**What to produce**:
Exclude images, then output the remaining data verbatim.

::::

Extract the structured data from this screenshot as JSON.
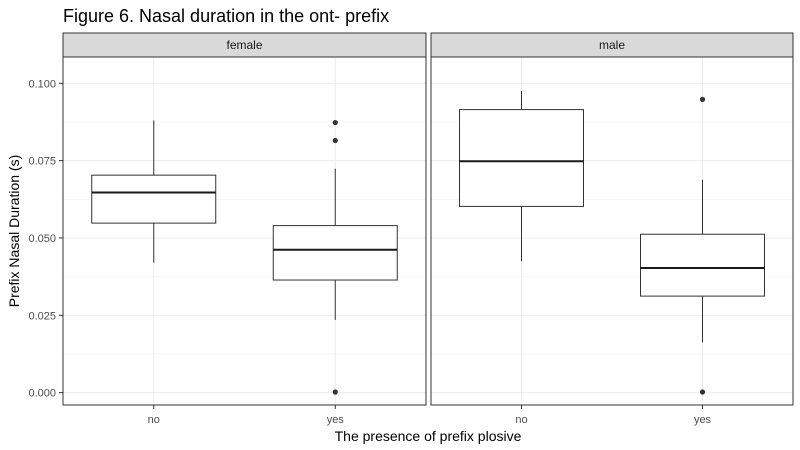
{
  "chart_data": {
    "type": "boxplot",
    "title": "Figure 6. Nasal duration in the ont- prefix",
    "xlabel": "The presence of prefix plosive",
    "ylabel": "Prefix Nasal Duration (s)",
    "ylim": [
      -0.004,
      0.1085
    ],
    "yticks": [
      "0.000",
      "0.025",
      "0.050",
      "0.075",
      "0.100"
    ],
    "ytick_values": [
      0,
      0.025,
      0.05,
      0.075,
      0.1
    ],
    "categories": [
      "no",
      "yes"
    ],
    "grid": true,
    "facets": [
      {
        "label": "female",
        "boxes": [
          {
            "category": "no",
            "whisker_low": 0.042,
            "q1": 0.0548,
            "median": 0.0647,
            "q3": 0.0703,
            "whisker_high": 0.088,
            "outliers": []
          },
          {
            "category": "yes",
            "whisker_low": 0.0235,
            "q1": 0.0364,
            "median": 0.0462,
            "q3": 0.054,
            "whisker_high": 0.0724,
            "outliers": [
              0.0002,
              0.0815,
              0.0873
            ]
          }
        ]
      },
      {
        "label": "male",
        "boxes": [
          {
            "category": "no",
            "whisker_low": 0.0425,
            "q1": 0.0602,
            "median": 0.0748,
            "q3": 0.0915,
            "whisker_high": 0.0975,
            "outliers": []
          },
          {
            "category": "yes",
            "whisker_low": 0.0162,
            "q1": 0.0312,
            "median": 0.0403,
            "q3": 0.0512,
            "whisker_high": 0.0688,
            "outliers": [
              0.0002,
              0.0948
            ]
          }
        ]
      }
    ]
  }
}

::::

**Task result**:
Extract the structured data from this screenshot as JSON.
{
  "chart_data": {
    "type": "boxplot",
    "title": "Figure 6. Nasal duration in the ont- prefix",
    "xlabel": "The presence of prefix plosive",
    "ylabel": "Prefix Nasal Duration (s)",
    "ylim": [
      -0.004,
      0.1085
    ],
    "yticks": [
      "0.000",
      "0.025",
      "0.050",
      "0.075",
      "0.100"
    ],
    "ytick_values": [
      0,
      0.025,
      0.05,
      0.075,
      0.1
    ],
    "categories": [
      "no",
      "yes"
    ],
    "grid": true,
    "facets": [
      {
        "label": "female",
        "boxes": [
          {
            "category": "no",
            "whisker_low": 0.042,
            "q1": 0.0548,
            "median": 0.0647,
            "q3": 0.0703,
            "whisker_high": 0.088,
            "outliers": []
          },
          {
            "category": "yes",
            "whisker_low": 0.0235,
            "q1": 0.0364,
            "median": 0.0462,
            "q3": 0.054,
            "whisker_high": 0.0724,
            "outliers": [
              0.0002,
              0.0815,
              0.0873
            ]
          }
        ]
      },
      {
        "label": "male",
        "boxes": [
          {
            "category": "no",
            "whisker_low": 0.0425,
            "q1": 0.0602,
            "median": 0.0748,
            "q3": 0.0915,
            "whisker_high": 0.0975,
            "outliers": []
          },
          {
            "category": "yes",
            "whisker_low": 0.0162,
            "q1": 0.0312,
            "median": 0.0403,
            "q3": 0.0512,
            "whisker_high": 0.0688,
            "outliers": [
              0.0002,
              0.0948
            ]
          }
        ]
      }
    ]
  }
}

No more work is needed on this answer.